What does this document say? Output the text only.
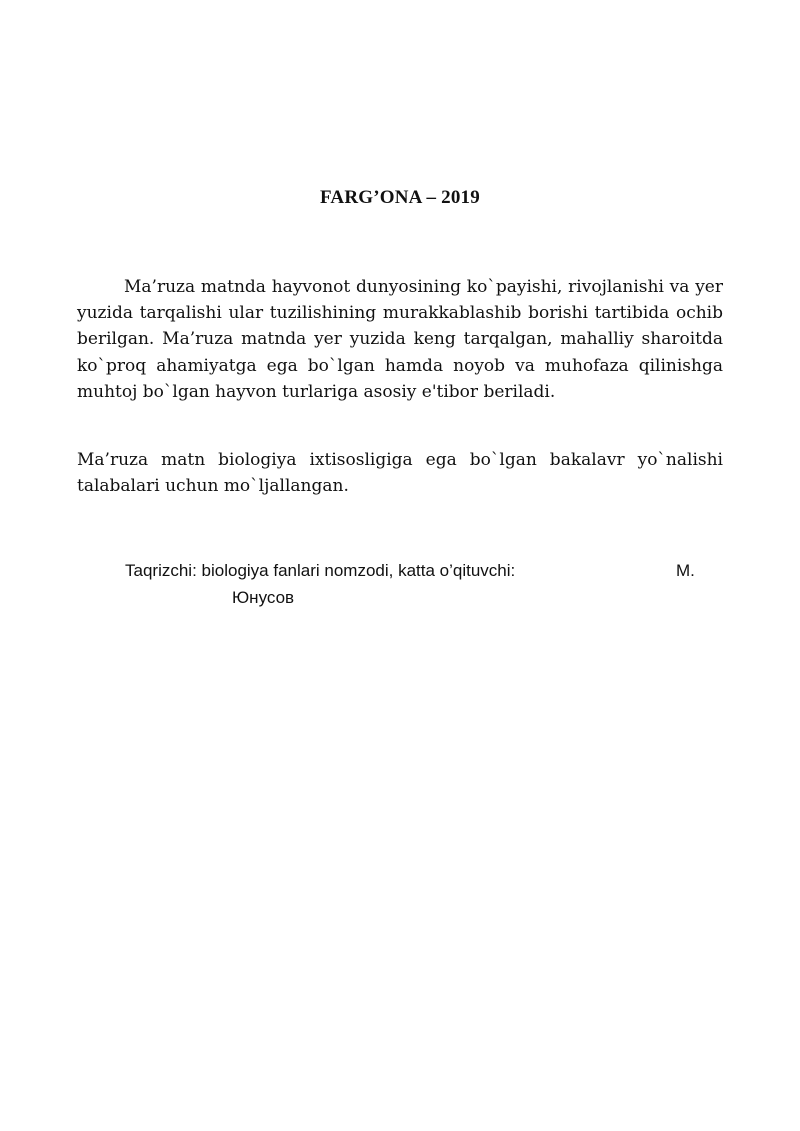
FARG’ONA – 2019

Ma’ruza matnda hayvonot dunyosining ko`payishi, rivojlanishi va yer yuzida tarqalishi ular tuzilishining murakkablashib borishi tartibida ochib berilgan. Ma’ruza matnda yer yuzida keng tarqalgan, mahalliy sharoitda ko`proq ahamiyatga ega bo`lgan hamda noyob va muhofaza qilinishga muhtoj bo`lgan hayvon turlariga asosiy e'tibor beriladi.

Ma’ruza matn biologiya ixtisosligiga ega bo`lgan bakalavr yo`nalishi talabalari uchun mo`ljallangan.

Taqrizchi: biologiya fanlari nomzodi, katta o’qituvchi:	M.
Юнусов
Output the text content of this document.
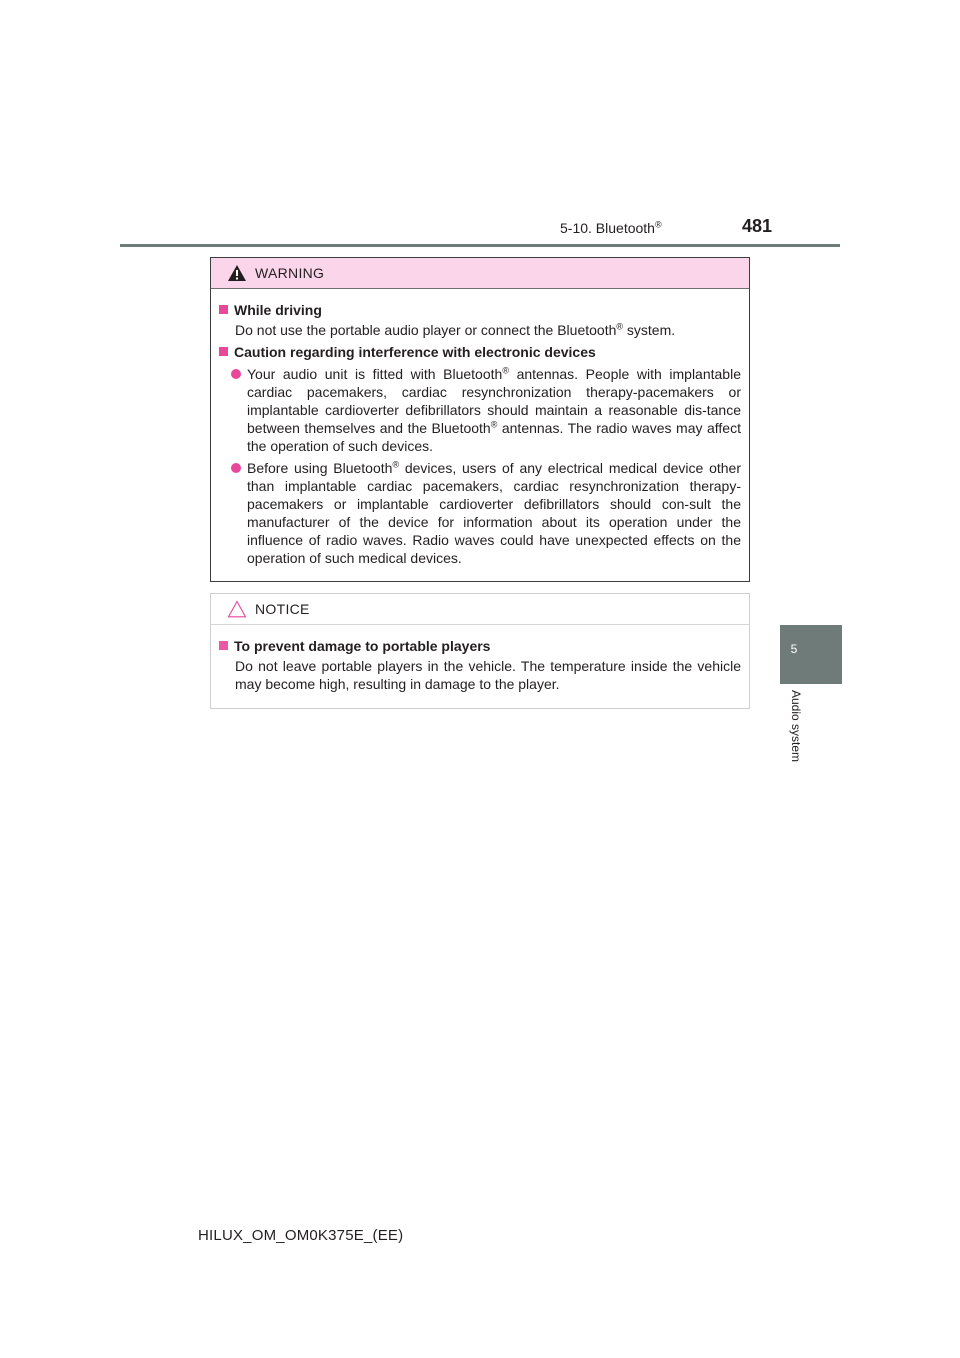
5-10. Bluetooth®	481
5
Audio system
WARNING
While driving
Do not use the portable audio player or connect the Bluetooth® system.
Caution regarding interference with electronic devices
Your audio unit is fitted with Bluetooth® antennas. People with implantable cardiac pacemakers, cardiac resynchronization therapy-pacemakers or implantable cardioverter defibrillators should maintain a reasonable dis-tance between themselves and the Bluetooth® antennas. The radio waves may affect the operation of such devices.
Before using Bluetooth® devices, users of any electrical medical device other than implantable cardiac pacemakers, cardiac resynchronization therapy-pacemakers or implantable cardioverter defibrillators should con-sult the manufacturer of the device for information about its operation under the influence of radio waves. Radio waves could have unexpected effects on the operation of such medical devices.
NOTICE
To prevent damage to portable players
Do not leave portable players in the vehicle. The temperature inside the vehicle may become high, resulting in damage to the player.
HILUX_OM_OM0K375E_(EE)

::::

[Request]
Lines holding the word "ruza" in the entries above are the ones to pull out. Copy them all.

[Exercise solution]
Ma’ruza matnda hayvonot dunyosining ko`payishi, rivojlanishi va yer yuzida tarqalishi ular tuzilishining murakkablashib borishi tartibida ochib berilgan. Ma’ruza matnda yer yuzida keng tarqalgan, mahalliy sharoitda ko`proq ahamiyatga ega bo`lgan hamda noyob va muhofaza qilinishga muhtoj bo`lgan hayvon turlariga asosiy e'tibor beriladi.
Ma’ruza matn biologiya ixtisosligiga ega bo`lgan bakalavr yo`nalishi talabalari uchun mo`ljallangan.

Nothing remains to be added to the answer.